**The exercise**
Repeat exactly each line of the data provided below.

-- Start of The records --

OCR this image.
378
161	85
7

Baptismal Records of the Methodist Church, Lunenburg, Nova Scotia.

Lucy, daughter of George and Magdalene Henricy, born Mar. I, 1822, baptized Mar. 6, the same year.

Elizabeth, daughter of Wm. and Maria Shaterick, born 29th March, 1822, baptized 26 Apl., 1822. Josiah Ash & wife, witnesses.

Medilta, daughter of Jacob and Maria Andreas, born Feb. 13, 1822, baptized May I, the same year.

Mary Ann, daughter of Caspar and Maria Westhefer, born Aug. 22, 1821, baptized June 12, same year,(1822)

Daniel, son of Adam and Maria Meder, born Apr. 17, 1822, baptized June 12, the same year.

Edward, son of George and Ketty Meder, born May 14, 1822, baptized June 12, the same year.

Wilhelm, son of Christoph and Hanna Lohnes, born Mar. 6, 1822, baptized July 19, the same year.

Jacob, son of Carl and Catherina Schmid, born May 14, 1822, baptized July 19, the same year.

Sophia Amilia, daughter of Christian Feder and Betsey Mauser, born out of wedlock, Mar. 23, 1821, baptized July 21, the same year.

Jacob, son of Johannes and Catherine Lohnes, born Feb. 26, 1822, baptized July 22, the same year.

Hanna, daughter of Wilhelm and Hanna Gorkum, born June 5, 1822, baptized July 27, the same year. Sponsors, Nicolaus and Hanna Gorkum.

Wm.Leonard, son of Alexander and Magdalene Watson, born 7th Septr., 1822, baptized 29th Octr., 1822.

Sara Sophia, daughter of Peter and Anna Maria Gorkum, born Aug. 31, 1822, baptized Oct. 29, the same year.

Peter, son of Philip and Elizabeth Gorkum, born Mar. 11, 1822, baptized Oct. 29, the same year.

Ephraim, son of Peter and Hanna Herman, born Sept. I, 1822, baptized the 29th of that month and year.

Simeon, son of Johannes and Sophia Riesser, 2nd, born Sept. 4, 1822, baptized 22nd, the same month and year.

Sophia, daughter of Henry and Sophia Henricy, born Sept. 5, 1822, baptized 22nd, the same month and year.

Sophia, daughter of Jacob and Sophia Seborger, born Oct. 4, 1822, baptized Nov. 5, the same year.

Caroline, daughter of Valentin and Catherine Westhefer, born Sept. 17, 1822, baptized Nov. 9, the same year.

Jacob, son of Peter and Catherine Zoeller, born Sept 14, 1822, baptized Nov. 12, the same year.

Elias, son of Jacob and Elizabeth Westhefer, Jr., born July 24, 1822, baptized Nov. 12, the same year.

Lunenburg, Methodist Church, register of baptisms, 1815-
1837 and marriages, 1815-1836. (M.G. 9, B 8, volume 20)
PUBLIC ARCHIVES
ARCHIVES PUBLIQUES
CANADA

-- End of The records --

**Task response**
OCR this image.
378
161	85
7

Baptismal Records of the Methodist Church, Lunenburg, Nova Scotia.

Lucy, daughter of George and Magdalene Henricy, born Mar. I, 1822, baptized Mar. 6, the same year.

Elizabeth, daughter of Wm. and Maria Shaterick, born 29th March, 1822, baptized 26 Apl., 1822. Josiah Ash & wife, witnesses.

Medilta, daughter of Jacob and Maria Andreas, born Feb. 13, 1822, baptized May I, the same year.

Mary Ann, daughter of Caspar and Maria Westhefer, born Aug. 22, 1821, baptized June 12, same year,(1822)

Daniel, son of Adam and Maria Meder, born Apr. 17, 1822, baptized June 12, the same year.

Edward, son of George and Ketty Meder, born May 14, 1822, baptized June 12, the same year.

Wilhelm, son of Christoph and Hanna Lohnes, born Mar. 6, 1822, baptized July 19, the same year.

Jacob, son of Carl and Catherina Schmid, born May 14, 1822, baptized July 19, the same year.

Sophia Amilia, daughter of Christian Feder and Betsey Mauser, born out of wedlock, Mar. 23, 1821, baptized July 21, the same year.

Jacob, son of Johannes and Catherine Lohnes, born Feb. 26, 1822, baptized July 22, the same year.

Hanna, daughter of Wilhelm and Hanna Gorkum, born June 5, 1822, baptized July 27, the same year. Sponsors, Nicolaus and Hanna Gorkum.

Wm.Leonard, son of Alexander and Magdalene Watson, born 7th Septr., 1822, baptized 29th Octr., 1822.

Sara Sophia, daughter of Peter and Anna Maria Gorkum, born Aug. 31, 1822, baptized Oct. 29, the same year.

Peter, son of Philip and Elizabeth Gorkum, born Mar. 11, 1822, baptized Oct. 29, the same year.

Ephraim, son of Peter and Hanna Herman, born Sept. I, 1822, baptized the 29th of that month and year.

Simeon, son of Johannes and Sophia Riesser, 2nd, born Sept. 4, 1822, baptized 22nd, the same month and year.

Sophia, daughter of Henry and Sophia Henricy, born Sept. 5, 1822, baptized 22nd, the same month and year.

Sophia, daughter of Jacob and Sophia Seborger, born Oct. 4, 1822, baptized Nov. 5, the same year.

Caroline, daughter of Valentin and Catherine Westhefer, born Sept. 17, 1822, baptized Nov. 9, the same year.

Jacob, son of Peter and Catherine Zoeller, born Sept 14, 1822, baptized Nov. 12, the same year.

Elias, son of Jacob and Elizabeth Westhefer, Jr., born July 24, 1822, baptized Nov. 12, the same year.

Lunenburg, Methodist Church, register of baptisms, 1815-
1837 and marriages, 1815-1836. (M.G. 9, B 8, volume 20)
PUBLIC ARCHIVES
ARCHIVES PUBLIQUES
CANADA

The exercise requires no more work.